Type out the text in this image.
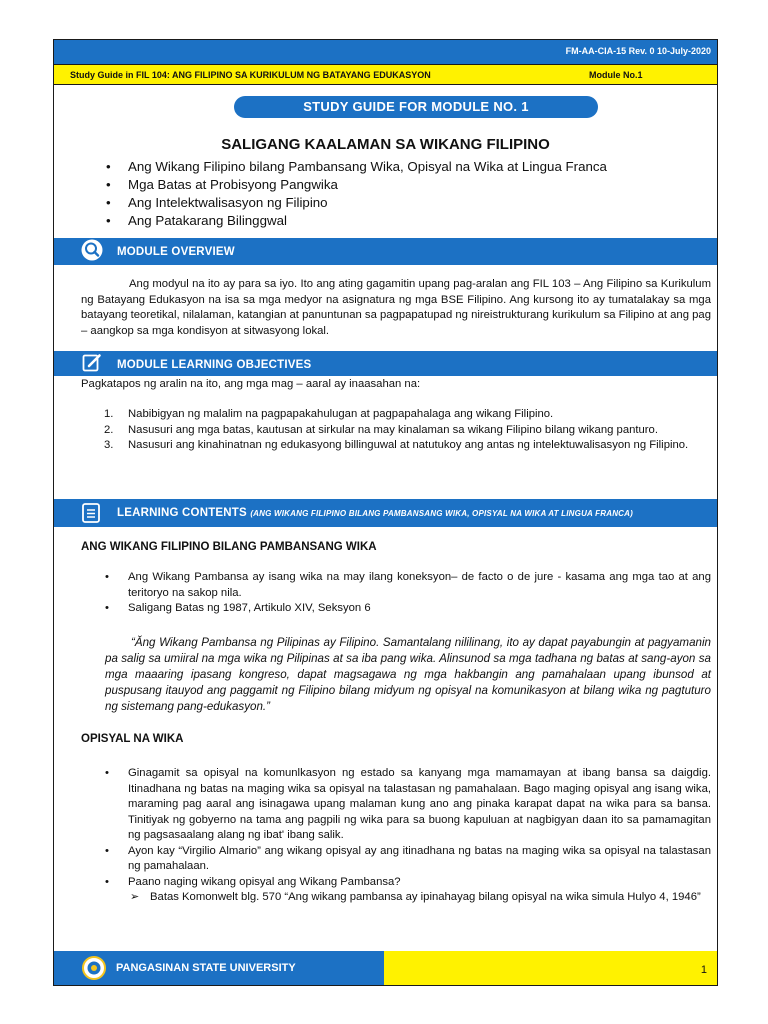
FM-AA-CIA-15 Rev. 0 10-July-2020
Study Guide in FIL 104: ANG FILIPINO SA KURIKULUM NG BATAYANG EDUKASYON	Module No.1
STUDY GUIDE FOR MODULE NO. 1
SALIGANG KAALAMAN SA WIKANG FILIPINO
• Ang Wikang Filipino bilang Pambansang Wika, Opisyal na Wika at Lingua Franca
• Mga Batas at Probisyong Pangwika
• Ang Intelektwalisasyon ng Filipino
• Ang Patakarang Bilinggwal
MODULE OVERVIEW
Ang modyul na ito ay para sa iyo. Ito ang ating gagamitin upang pag-aralan ang FIL 103 – Ang Filipino sa Kurikulum ng Batayang Edukasyon na isa sa mga medyor na asignatura ng mga BSE Filipino. Ang kursong ito ay tumatalakay sa mga batayang teoretikal, nilalaman, katangian at panuntunan sa pagpapatupad ng nireistrukturang kurikulum sa Filipino at ang pag – aangkop sa mga kondisyon at sitwasyong lokal.
MODULE LEARNING OBJECTIVES
Pagkatapos ng aralin na ito, ang mga mag – aaral ay inaasahan na:
1. Nabibigyan ng malalim na pagpapakahulugan at pagpapahalaga ang wikang Filipino.
2. Nasusuri ang mga batas, kautusan at sirkular na may kinalaman sa wikang Filipino bilang wikang panturo.
3. Nasusuri ang kinahinatnan ng edukasyong billinguwal at natutukoy ang antas ng intelektuwalisasyon ng Filipino.
LEARNING CONTENTS (ANG WIKANG FILIPINO BILANG PAMBANSANG WIKA, OPISYAL NA WIKA AT LINGUA FRANCA)
ANG WIKANG FILIPINO BILANG PAMBANSANG WIKA
• Ang Wikang Pambansa ay isang wika na may ilang koneksyon– de facto o de jure - kasama ang mga tao at ang teritoryo na sakop nila.
• Saligang Batas ng 1987, Artikulo XIV, Seksyon 6
“Ăng Wikang Pambansa ng Pilipinas ay Filipino. Samantalang nililinang, ito ay dapat payabungin at pagyamanin pa salig sa umiiral na mga wika ng Pilipinas at sa iba pang wika. Alinsunod sa mga tadhana ng batas at sang-ayon sa mga maaaring ipasang kongreso, dapat magsagawa ng mga hakbangin ang pamahalaan upang ibunsod at puspusang itauyod ang paggamit ng Filipino bilang midyum ng opisyal na komunikasyon at bilang wika ng pagtuturo ng sistemang pang-edukasyon.”
OPISYAL NA WIKA
• Ginagamit sa opisyal na komunlkasyon ng estado sa kanyang mga mamamayan at ibang bansa sa daigdig. Itinadhana ng batas na maging wika sa opisyal na talastasan ng pamahalaan. Bago maging opisyal ang isang wika, maraming pag aaral ang isinagawa upang malaman kung ano ang pinaka karapat dapat na wika para sa bansa. Tinitiyak ng gobyerno na tama ang pagpili ng wika para sa buong kapuluan at nagbigyan daan ito sa pamamagitan ng pagsasaalang alang ng ibat' ibang salik.
• Ayon kay “Virgilio Almario” ang wikang opisyal ay ang itinadhana ng batas na maging wika sa opisyal na talastasan ng pamahalaan.
• Paano naging wikang opisyal ang Wikang Pambansa?
➢ Batas Komonwelt blg. 570 “Ang wikang pambansa ay ipinahayag bilang opisyal na wika simula Hulyo 4, 1946”
PANGASINAN STATE UNIVERSITY	1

+-------+

### Exercise instructions
Copy every record character for character. Skip the pictures.

### Worked solution
Type out the text in this image.
FM-AA-CIA-15 Rev. 0 10-July-2020
Study Guide in FIL 104: ANG FILIPINO SA KURIKULUM NG BATAYANG EDUKASYON	Module No.1
STUDY GUIDE FOR MODULE NO. 1
SALIGANG KAALAMAN SA WIKANG FILIPINO
• Ang Wikang Filipino bilang Pambansang Wika, Opisyal na Wika at Lingua Franca
• Mga Batas at Probisyong Pangwika
• Ang Intelektwalisasyon ng Filipino
• Ang Patakarang Bilinggwal
MODULE OVERVIEW
Ang modyul na ito ay para sa iyo. Ito ang ating gagamitin upang pag-aralan ang FIL 103 – Ang Filipino sa Kurikulum ng Batayang Edukasyon na isa sa mga medyor na asignatura ng mga BSE Filipino. Ang kursong ito ay tumatalakay sa mga batayang teoretikal, nilalaman, katangian at panuntunan sa pagpapatupad ng nireistrukturang kurikulum sa Filipino at ang pag – aangkop sa mga kondisyon at sitwasyong lokal.
MODULE LEARNING OBJECTIVES
Pagkatapos ng aralin na ito, ang mga mag – aaral ay inaasahan na:
1. Nabibigyan ng malalim na pagpapakahulugan at pagpapahalaga ang wikang Filipino.
2. Nasusuri ang mga batas, kautusan at sirkular na may kinalaman sa wikang Filipino bilang wikang panturo.
3. Nasusuri ang kinahinatnan ng edukasyong billinguwal at natutukoy ang antas ng intelektuwalisasyon ng Filipino.
LEARNING CONTENTS (ANG WIKANG FILIPINO BILANG PAMBANSANG WIKA, OPISYAL NA WIKA AT LINGUA FRANCA)
ANG WIKANG FILIPINO BILANG PAMBANSANG WIKA
• Ang Wikang Pambansa ay isang wika na may ilang koneksyon– de facto o de jure - kasama ang mga tao at ang teritoryo na sakop nila.
• Saligang Batas ng 1987, Artikulo XIV, Seksyon 6
“Ăng Wikang Pambansa ng Pilipinas ay Filipino. Samantalang nililinang, ito ay dapat payabungin at pagyamanin pa salig sa umiiral na mga wika ng Pilipinas at sa iba pang wika. Alinsunod sa mga tadhana ng batas at sang-ayon sa mga maaaring ipasang kongreso, dapat magsagawa ng mga hakbangin ang pamahalaan upang ibunsod at puspusang itauyod ang paggamit ng Filipino bilang midyum ng opisyal na komunikasyon at bilang wika ng pagtuturo ng sistemang pang-edukasyon.”
OPISYAL NA WIKA
• Ginagamit sa opisyal na komunlkasyon ng estado sa kanyang mga mamamayan at ibang bansa sa daigdig. Itinadhana ng batas na maging wika sa opisyal na talastasan ng pamahalaan. Bago maging opisyal ang isang wika, maraming pag aaral ang isinagawa upang malaman kung ano ang pinaka karapat dapat na wika para sa bansa. Tinitiyak ng gobyerno na tama ang pagpili ng wika para sa buong kapuluan at nagbigyan daan ito sa pamamagitan ng pagsasaalang alang ng ibat' ibang salik.
• Ayon kay “Virgilio Almario” ang wikang opisyal ay ang itinadhana ng batas na maging wika sa opisyal na talastasan ng pamahalaan.
• Paano naging wikang opisyal ang Wikang Pambansa?
➢ Batas Komonwelt blg. 570 “Ang wikang pambansa ay ipinahayag bilang opisyal na wika simula Hulyo 4, 1946”
PANGASINAN STATE UNIVERSITY	1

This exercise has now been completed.